Required task:
Using the material below, copy every line where "confidence" appears.

Available records:

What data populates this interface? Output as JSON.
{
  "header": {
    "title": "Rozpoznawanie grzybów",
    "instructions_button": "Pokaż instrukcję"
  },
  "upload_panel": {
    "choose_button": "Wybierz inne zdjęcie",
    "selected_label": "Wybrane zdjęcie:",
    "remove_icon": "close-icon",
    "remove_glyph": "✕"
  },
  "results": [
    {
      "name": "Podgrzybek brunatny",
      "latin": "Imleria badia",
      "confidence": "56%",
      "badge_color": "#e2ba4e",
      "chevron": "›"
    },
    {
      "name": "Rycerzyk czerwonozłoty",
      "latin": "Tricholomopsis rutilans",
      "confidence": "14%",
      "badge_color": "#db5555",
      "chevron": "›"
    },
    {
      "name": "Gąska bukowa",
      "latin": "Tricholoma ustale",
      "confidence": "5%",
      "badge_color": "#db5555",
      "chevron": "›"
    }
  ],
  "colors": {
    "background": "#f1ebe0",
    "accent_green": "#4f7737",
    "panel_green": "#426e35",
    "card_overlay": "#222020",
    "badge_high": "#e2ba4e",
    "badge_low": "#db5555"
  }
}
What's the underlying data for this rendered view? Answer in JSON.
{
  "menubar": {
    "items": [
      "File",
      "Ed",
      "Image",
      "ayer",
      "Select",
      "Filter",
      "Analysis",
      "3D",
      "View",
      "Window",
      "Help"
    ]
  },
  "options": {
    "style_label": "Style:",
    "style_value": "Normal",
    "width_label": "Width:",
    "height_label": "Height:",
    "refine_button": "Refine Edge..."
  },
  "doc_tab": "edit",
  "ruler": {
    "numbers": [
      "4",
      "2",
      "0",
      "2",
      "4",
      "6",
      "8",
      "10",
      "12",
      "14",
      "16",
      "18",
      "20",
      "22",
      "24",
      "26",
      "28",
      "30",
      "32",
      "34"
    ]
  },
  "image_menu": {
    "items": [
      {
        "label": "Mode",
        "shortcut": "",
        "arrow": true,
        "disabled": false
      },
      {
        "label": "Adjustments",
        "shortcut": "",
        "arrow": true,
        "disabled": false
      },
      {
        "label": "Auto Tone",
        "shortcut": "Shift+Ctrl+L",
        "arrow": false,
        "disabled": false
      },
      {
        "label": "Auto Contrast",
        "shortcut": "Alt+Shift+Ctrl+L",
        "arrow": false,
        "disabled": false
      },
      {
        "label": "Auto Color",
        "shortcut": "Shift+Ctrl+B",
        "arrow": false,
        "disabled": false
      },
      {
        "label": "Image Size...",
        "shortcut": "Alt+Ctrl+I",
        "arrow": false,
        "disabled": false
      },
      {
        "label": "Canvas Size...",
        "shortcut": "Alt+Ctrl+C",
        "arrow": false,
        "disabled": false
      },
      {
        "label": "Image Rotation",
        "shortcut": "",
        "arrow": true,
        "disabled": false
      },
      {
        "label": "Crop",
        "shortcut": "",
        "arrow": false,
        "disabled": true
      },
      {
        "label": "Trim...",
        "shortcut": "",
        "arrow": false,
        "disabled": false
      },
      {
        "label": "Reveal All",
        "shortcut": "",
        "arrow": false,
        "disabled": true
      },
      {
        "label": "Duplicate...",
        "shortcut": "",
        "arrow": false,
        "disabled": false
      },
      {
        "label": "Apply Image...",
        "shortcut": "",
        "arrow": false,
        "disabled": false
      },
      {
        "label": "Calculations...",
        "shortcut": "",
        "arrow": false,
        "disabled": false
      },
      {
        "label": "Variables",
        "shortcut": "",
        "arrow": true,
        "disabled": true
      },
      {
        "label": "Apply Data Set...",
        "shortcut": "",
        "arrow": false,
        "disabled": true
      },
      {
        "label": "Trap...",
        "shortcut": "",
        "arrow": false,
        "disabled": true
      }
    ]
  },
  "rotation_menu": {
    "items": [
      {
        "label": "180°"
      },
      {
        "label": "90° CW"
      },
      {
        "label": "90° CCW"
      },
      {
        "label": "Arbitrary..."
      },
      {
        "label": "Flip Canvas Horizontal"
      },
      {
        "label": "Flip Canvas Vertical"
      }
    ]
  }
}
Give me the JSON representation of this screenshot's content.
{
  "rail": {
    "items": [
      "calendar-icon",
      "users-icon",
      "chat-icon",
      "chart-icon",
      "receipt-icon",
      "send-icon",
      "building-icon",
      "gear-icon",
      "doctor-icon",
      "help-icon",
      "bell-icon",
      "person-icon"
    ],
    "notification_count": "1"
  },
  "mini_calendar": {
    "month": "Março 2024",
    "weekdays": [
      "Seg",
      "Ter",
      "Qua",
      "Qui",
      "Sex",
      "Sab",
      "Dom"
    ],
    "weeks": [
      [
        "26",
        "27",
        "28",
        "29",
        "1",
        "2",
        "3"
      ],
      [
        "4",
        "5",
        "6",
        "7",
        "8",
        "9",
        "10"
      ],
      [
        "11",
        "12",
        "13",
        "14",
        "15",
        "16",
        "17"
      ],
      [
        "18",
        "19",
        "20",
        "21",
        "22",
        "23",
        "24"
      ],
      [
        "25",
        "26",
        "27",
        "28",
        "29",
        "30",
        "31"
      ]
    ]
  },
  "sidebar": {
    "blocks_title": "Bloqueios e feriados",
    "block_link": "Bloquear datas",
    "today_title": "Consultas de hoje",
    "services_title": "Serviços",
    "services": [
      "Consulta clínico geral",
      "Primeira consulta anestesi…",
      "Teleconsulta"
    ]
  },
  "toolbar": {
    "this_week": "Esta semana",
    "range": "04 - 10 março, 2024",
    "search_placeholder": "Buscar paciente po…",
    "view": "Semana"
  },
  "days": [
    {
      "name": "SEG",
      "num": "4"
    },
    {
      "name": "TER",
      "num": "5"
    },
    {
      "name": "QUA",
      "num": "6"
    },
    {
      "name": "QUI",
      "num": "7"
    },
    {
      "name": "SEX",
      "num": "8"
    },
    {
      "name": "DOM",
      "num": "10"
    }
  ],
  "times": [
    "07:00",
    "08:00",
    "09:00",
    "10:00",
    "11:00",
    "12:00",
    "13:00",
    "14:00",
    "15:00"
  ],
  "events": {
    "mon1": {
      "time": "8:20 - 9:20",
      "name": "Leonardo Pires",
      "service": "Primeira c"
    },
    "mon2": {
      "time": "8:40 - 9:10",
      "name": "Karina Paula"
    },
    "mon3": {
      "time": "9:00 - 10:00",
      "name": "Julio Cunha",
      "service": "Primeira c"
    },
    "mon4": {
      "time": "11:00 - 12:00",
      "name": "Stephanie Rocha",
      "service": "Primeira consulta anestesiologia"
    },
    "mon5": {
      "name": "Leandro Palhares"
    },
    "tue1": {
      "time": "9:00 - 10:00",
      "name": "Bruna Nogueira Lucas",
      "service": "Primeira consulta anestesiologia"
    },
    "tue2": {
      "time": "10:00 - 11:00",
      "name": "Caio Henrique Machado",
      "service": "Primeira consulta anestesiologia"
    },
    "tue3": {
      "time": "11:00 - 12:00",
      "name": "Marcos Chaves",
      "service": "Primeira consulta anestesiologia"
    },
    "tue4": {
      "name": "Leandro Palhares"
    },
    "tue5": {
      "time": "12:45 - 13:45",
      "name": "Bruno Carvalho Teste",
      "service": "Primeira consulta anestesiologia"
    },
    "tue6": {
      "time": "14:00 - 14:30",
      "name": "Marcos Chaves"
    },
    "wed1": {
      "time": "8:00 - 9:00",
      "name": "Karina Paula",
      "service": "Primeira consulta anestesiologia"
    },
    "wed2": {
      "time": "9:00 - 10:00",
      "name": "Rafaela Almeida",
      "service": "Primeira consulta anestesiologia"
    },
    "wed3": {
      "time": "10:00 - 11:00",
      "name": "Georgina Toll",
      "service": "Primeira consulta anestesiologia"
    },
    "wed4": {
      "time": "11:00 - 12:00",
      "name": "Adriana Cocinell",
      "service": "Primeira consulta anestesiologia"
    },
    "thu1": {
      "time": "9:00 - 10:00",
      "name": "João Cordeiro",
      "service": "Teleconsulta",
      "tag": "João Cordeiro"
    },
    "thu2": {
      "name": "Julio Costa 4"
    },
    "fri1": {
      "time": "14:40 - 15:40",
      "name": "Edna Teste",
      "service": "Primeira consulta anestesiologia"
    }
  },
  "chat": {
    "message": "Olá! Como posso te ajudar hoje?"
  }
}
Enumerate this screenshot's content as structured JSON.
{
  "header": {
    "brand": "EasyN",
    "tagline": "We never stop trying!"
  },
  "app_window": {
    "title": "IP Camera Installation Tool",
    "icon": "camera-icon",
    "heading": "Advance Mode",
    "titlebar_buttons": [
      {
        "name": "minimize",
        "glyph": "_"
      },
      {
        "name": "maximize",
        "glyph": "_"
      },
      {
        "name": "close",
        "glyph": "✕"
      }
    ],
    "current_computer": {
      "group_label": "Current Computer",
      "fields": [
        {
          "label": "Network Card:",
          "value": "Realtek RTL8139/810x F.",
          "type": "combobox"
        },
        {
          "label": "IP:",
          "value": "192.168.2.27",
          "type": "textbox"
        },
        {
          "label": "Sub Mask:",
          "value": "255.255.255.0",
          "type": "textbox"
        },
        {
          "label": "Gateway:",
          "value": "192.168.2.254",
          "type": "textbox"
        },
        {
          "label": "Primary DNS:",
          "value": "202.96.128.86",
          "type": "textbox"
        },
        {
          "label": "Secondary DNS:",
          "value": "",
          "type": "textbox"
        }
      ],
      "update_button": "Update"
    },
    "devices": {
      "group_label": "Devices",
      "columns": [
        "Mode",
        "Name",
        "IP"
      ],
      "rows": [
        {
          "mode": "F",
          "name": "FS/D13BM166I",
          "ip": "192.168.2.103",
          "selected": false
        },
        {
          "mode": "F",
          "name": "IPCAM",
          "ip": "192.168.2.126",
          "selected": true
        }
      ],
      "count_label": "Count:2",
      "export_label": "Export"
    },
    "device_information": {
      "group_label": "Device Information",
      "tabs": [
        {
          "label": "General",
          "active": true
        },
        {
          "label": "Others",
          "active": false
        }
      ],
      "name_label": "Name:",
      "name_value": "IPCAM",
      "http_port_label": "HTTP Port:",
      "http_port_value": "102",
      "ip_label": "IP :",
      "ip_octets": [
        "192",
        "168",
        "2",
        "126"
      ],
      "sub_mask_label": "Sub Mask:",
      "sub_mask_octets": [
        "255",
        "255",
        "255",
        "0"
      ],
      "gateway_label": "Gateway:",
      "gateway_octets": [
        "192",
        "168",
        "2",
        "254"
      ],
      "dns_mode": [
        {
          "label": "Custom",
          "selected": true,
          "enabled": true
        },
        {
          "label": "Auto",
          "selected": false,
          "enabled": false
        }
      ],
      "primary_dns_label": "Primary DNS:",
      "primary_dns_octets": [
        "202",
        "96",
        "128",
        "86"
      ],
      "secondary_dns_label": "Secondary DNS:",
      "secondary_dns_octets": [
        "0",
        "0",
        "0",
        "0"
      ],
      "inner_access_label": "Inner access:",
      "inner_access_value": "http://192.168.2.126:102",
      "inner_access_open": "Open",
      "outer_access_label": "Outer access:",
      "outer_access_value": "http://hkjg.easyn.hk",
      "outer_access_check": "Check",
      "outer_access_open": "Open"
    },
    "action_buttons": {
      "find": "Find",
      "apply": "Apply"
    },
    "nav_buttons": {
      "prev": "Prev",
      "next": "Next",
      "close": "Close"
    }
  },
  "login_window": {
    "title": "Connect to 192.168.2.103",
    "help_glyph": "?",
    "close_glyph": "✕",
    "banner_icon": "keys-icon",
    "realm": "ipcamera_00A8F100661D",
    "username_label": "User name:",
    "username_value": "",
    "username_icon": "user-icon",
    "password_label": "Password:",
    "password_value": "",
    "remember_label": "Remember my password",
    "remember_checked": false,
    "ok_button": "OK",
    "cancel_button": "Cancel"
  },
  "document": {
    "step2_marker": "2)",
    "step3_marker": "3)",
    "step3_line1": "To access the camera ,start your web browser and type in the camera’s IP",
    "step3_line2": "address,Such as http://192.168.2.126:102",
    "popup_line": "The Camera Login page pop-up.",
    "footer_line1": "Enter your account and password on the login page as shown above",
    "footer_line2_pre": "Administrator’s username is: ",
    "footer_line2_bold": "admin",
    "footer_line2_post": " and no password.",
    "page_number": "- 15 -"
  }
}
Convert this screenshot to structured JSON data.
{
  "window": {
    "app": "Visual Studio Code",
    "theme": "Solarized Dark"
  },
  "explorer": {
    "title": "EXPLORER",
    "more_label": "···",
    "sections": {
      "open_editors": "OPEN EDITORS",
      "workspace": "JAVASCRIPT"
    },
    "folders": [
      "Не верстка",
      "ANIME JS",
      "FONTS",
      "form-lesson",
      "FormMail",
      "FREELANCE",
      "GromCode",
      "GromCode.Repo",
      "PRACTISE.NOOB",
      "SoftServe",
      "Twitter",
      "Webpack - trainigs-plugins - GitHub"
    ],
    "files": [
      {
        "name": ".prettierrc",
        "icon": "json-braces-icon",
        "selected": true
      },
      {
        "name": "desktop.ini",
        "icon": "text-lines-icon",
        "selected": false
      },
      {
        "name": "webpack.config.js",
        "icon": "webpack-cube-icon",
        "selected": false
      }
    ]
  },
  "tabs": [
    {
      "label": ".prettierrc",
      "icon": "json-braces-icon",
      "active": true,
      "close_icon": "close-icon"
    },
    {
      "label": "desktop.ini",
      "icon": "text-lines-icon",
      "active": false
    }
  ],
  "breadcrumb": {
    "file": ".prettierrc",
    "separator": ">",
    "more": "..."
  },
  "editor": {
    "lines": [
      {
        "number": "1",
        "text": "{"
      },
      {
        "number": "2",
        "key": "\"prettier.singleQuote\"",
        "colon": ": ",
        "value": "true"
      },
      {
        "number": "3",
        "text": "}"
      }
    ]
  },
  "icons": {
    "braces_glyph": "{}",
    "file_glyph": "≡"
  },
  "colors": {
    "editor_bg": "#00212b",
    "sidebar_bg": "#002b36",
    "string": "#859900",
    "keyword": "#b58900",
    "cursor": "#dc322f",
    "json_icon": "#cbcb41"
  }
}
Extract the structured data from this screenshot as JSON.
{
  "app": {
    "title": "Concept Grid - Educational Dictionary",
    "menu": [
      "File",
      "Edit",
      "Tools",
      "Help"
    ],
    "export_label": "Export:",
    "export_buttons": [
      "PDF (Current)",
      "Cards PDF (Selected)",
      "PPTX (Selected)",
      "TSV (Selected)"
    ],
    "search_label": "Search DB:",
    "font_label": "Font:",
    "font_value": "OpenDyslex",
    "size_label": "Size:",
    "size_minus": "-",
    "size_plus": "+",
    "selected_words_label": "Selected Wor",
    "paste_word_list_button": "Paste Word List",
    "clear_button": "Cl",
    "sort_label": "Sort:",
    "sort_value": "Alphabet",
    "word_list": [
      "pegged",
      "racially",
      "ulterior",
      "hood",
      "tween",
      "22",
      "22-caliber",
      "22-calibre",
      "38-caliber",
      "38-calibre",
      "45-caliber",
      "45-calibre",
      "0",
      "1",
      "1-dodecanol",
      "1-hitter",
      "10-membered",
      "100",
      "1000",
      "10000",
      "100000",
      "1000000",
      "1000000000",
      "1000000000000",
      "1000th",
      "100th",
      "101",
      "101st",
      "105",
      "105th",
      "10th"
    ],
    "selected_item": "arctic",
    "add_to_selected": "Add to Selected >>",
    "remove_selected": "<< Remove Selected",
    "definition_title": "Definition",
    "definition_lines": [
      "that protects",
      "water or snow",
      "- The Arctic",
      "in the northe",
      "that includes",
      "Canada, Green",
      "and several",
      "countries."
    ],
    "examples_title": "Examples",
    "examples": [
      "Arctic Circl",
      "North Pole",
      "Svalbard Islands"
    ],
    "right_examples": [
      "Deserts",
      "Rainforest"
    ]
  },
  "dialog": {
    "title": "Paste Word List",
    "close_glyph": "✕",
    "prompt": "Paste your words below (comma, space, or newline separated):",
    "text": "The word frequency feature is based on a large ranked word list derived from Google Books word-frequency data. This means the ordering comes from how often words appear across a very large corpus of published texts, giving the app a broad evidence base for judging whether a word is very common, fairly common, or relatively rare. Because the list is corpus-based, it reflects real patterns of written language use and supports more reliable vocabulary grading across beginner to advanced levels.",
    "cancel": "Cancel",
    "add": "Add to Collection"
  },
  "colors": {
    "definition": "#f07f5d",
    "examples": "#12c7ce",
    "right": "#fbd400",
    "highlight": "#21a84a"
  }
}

Response to this task:
      "confidence": "56%",
      "confidence": "14%",
      "confidence": "5%",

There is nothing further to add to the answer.